Problem: Copy the data exactly; pictures stay out of the copy.

☆ ☆ ☆ ☆

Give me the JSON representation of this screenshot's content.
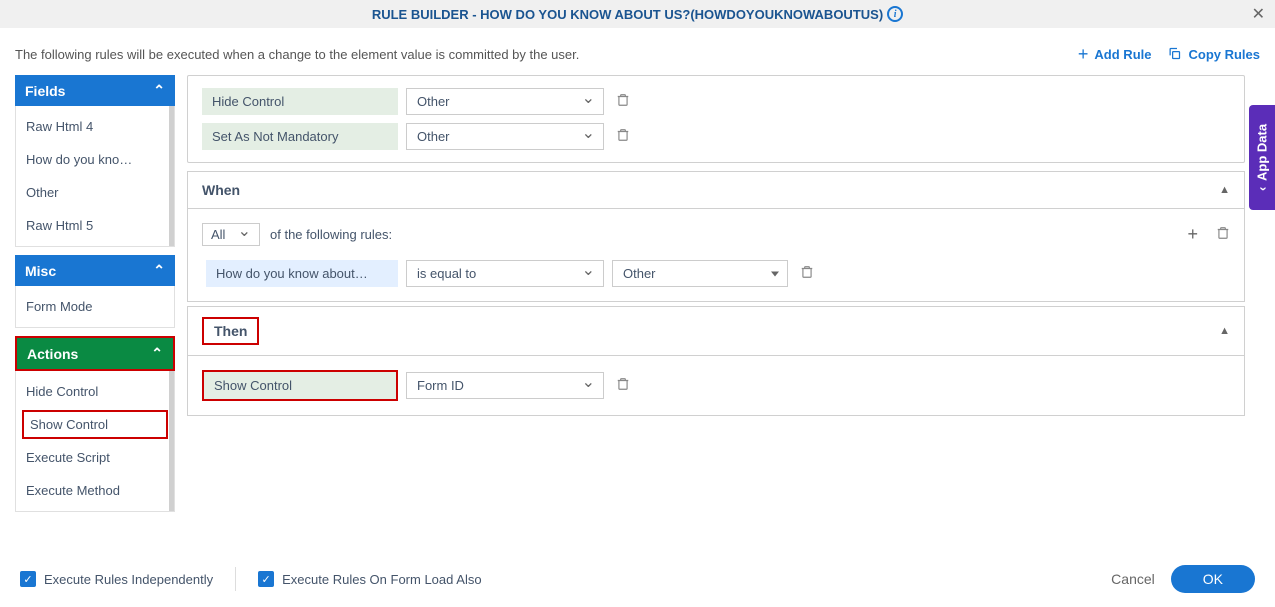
{
  "header": {
    "title": "RULE BUILDER - HOW DO YOU KNOW ABOUT US?(HOWDOYOUKNOWABOUTUS)"
  },
  "sub_header": {
    "text": "The following rules will be executed when a change to the element value is committed by the user.",
    "add_rule": "Add Rule",
    "copy_rules": "Copy Rules"
  },
  "sidebar": {
    "fields": {
      "label": "Fields",
      "items": [
        "Raw Html 4",
        "How do you kno…",
        "Other",
        "Raw Html 5"
      ]
    },
    "misc": {
      "label": "Misc",
      "items": [
        "Form Mode"
      ]
    },
    "actions": {
      "label": "Actions",
      "items": [
        "Hide Control",
        "Show Control",
        "Execute Script",
        "Execute Method"
      ]
    }
  },
  "rule1": {
    "row1_action": "Hide Control",
    "row1_target": "Other",
    "row2_action": "Set As Not Mandatory",
    "row2_target": "Other"
  },
  "when": {
    "title": "When",
    "quant": "All",
    "quant_suffix": "of the following rules:",
    "row_field": "How do you know about…",
    "row_op": "is equal to",
    "row_val": "Other"
  },
  "then": {
    "title": "Then",
    "row_action": "Show Control",
    "row_target": "Form ID"
  },
  "app_data": "App Data",
  "footer": {
    "cb1": "Execute Rules Independently",
    "cb2": "Execute Rules On Form Load Also",
    "cancel": "Cancel",
    "ok": "OK"
  }
}
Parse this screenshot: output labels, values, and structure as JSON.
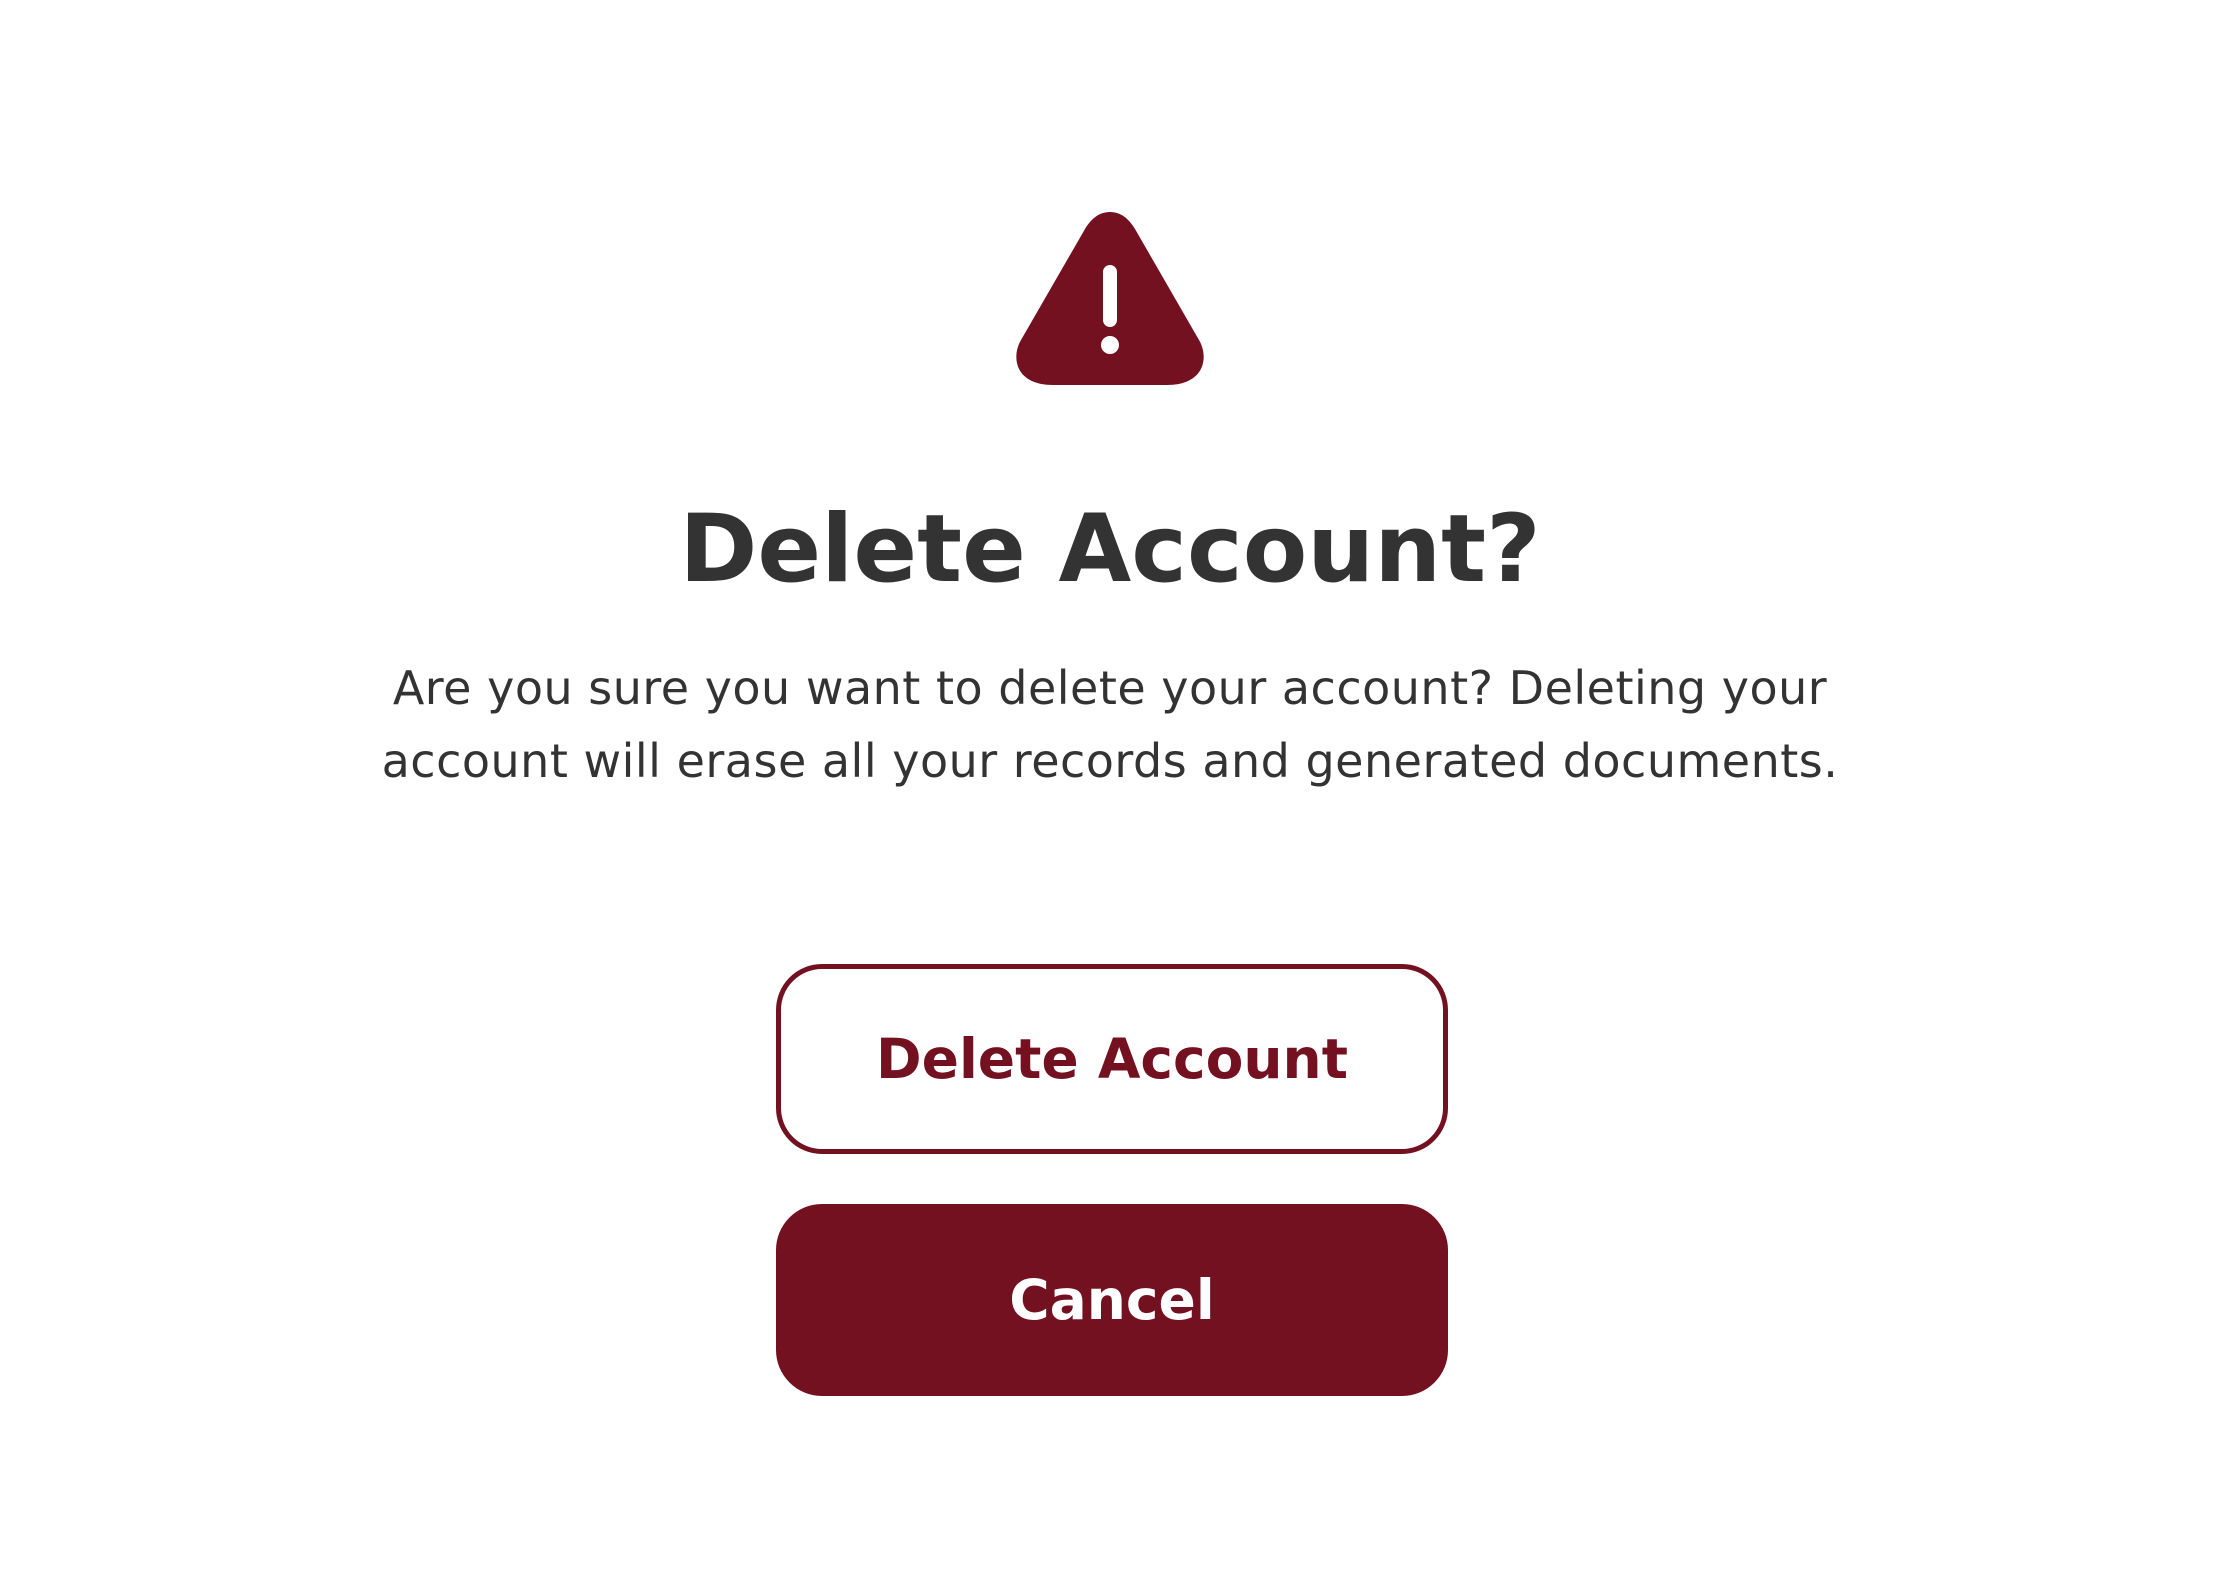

☆ ☆ ☆ ☆

Result:
Give me the JSON representation of this screenshot's content.
{
  "header": {
    "title": "RULE BUILDER - HOW DO YOU KNOW ABOUT US?(HOWDOYOUKNOWABOUTUS)"
  },
  "sub_header": {
    "text": "The following rules will be executed when a change to the element value is committed by the user.",
    "add_rule": "Add Rule",
    "copy_rules": "Copy Rules"
  },
  "sidebar": {
    "fields": {
      "label": "Fields",
      "items": [
        "Raw Html 4",
        "How do you kno…",
        "Other",
        "Raw Html 5"
      ]
    },
    "misc": {
      "label": "Misc",
      "items": [
        "Form Mode"
      ]
    },
    "actions": {
      "label": "Actions",
      "items": [
        "Hide Control",
        "Show Control",
        "Execute Script",
        "Execute Method"
      ]
    }
  },
  "rule1": {
    "row1_action": "Hide Control",
    "row1_target": "Other",
    "row2_action": "Set As Not Mandatory",
    "row2_target": "Other"
  },
  "when": {
    "title": "When",
    "quant": "All",
    "quant_suffix": "of the following rules:",
    "row_field": "How do you know about…",
    "row_op": "is equal to",
    "row_val": "Other"
  },
  "then": {
    "title": "Then",
    "row_action": "Show Control",
    "row_target": "Form ID"
  },
  "app_data": "App Data",
  "footer": {
    "cb1": "Execute Rules Independently",
    "cb2": "Execute Rules On Form Load Also",
    "cancel": "Cancel",
    "ok": "OK"
  }
}
Parse this screenshot: output labels, values, and structure as JSON.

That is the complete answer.